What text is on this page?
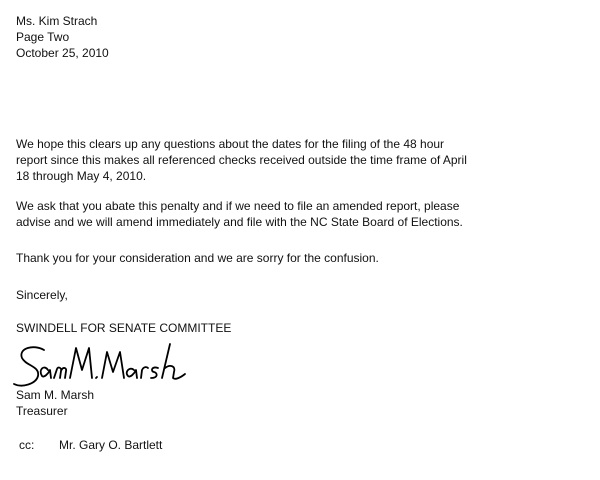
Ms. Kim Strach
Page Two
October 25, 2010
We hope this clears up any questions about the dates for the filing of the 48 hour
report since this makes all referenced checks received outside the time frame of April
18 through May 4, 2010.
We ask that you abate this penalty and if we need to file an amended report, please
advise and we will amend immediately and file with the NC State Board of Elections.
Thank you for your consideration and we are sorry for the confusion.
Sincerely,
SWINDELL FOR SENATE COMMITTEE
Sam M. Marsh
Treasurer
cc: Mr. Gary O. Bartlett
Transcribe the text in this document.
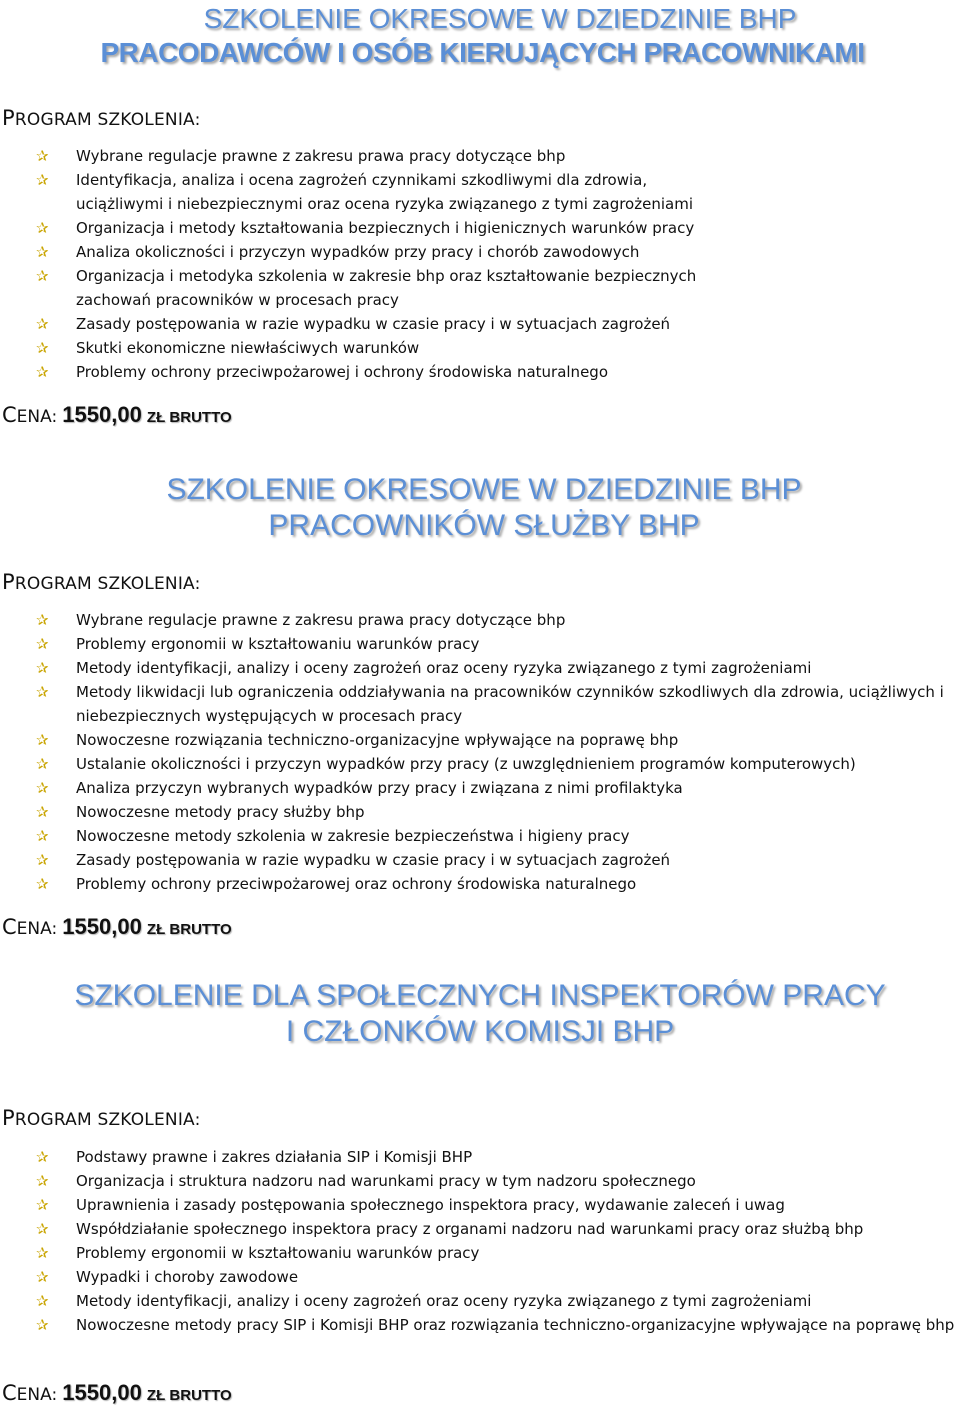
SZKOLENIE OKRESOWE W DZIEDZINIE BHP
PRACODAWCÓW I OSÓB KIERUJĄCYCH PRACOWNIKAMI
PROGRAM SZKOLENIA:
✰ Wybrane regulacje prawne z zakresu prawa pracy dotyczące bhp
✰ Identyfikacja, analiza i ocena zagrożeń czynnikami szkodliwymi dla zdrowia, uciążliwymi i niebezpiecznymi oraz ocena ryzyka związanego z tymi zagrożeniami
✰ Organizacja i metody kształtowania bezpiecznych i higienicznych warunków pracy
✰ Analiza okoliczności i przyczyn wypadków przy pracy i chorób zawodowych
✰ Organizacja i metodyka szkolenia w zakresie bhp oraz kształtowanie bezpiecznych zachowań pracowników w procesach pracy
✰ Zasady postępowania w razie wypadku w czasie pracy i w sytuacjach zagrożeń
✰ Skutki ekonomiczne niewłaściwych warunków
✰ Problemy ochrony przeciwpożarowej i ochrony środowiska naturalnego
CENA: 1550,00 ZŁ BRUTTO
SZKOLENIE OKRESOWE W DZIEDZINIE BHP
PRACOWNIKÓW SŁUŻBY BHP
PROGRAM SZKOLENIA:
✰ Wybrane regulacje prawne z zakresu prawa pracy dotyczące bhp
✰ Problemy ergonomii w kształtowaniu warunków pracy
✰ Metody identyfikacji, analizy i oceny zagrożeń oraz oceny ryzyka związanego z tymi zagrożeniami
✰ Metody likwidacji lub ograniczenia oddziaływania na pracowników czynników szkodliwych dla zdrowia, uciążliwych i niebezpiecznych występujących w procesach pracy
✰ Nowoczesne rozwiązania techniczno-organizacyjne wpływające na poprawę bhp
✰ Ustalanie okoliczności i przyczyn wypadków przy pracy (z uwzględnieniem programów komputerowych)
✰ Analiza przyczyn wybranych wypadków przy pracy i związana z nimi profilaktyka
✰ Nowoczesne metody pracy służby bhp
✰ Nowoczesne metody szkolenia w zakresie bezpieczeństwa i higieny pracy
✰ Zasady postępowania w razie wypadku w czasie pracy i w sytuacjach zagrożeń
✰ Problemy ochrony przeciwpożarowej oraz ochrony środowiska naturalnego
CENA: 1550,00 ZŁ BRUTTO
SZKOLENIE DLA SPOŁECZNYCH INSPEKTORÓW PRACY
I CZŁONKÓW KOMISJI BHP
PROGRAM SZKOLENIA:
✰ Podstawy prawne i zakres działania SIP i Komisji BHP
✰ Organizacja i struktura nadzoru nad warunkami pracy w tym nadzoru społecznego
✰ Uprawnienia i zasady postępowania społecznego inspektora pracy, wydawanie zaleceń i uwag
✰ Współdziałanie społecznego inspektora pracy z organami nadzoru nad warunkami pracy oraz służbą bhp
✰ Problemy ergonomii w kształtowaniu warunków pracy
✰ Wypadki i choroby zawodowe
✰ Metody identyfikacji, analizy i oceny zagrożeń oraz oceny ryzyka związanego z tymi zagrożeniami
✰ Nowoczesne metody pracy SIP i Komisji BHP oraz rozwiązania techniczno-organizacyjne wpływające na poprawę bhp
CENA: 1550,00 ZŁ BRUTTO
_ _ _
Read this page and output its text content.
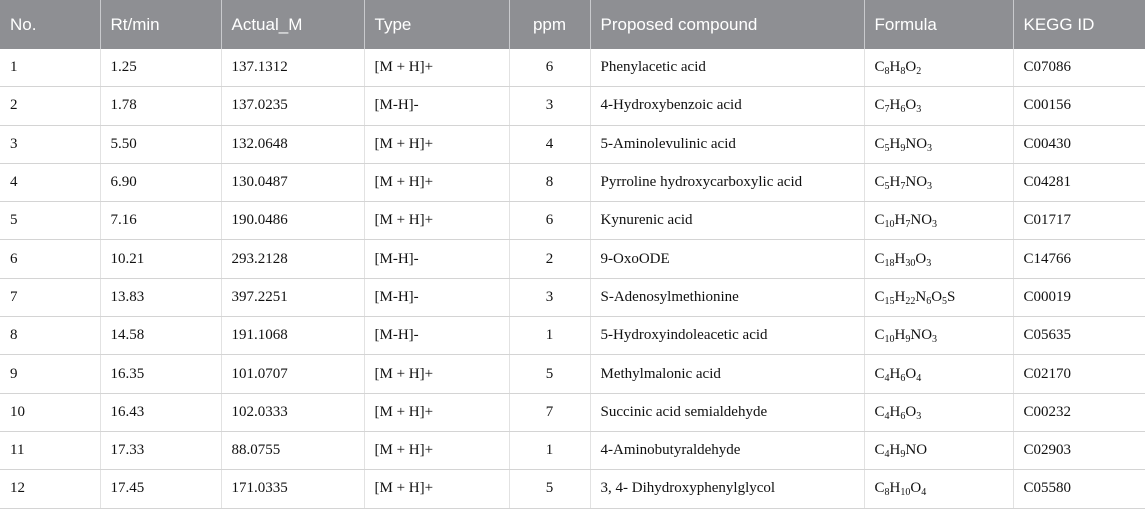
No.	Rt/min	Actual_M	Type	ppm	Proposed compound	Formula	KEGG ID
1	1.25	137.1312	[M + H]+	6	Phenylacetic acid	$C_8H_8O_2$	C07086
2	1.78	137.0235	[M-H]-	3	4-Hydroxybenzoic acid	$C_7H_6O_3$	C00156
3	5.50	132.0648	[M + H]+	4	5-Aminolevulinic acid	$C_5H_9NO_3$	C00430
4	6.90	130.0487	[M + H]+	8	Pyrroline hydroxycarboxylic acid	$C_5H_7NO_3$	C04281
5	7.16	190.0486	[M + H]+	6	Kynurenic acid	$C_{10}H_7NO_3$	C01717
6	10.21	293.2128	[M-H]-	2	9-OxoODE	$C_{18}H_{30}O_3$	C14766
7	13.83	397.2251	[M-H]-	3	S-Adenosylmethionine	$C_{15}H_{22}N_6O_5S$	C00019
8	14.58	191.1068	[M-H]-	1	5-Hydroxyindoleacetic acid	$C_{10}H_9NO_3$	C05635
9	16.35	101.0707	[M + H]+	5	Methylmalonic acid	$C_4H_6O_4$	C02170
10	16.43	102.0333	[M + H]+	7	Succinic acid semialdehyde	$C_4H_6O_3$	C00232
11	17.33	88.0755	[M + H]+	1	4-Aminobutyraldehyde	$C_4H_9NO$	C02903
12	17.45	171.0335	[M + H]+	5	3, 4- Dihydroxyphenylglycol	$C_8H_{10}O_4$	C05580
_ _ _
» **Directions**:
From the listing above, collect each line in which the string "społecznego" appears.

» **Expected answer**:
✰ Organizacja i struktura nadzoru nad warunkami pracy w tym nadzoru społecznego
✰ Uprawnienia i zasady postępowania społecznego inspektora pracy, wydawanie zaleceń i uwag
✰ Współdziałanie społecznego inspektora pracy z organami nadzoru nad warunkami pracy oraz służbą bhp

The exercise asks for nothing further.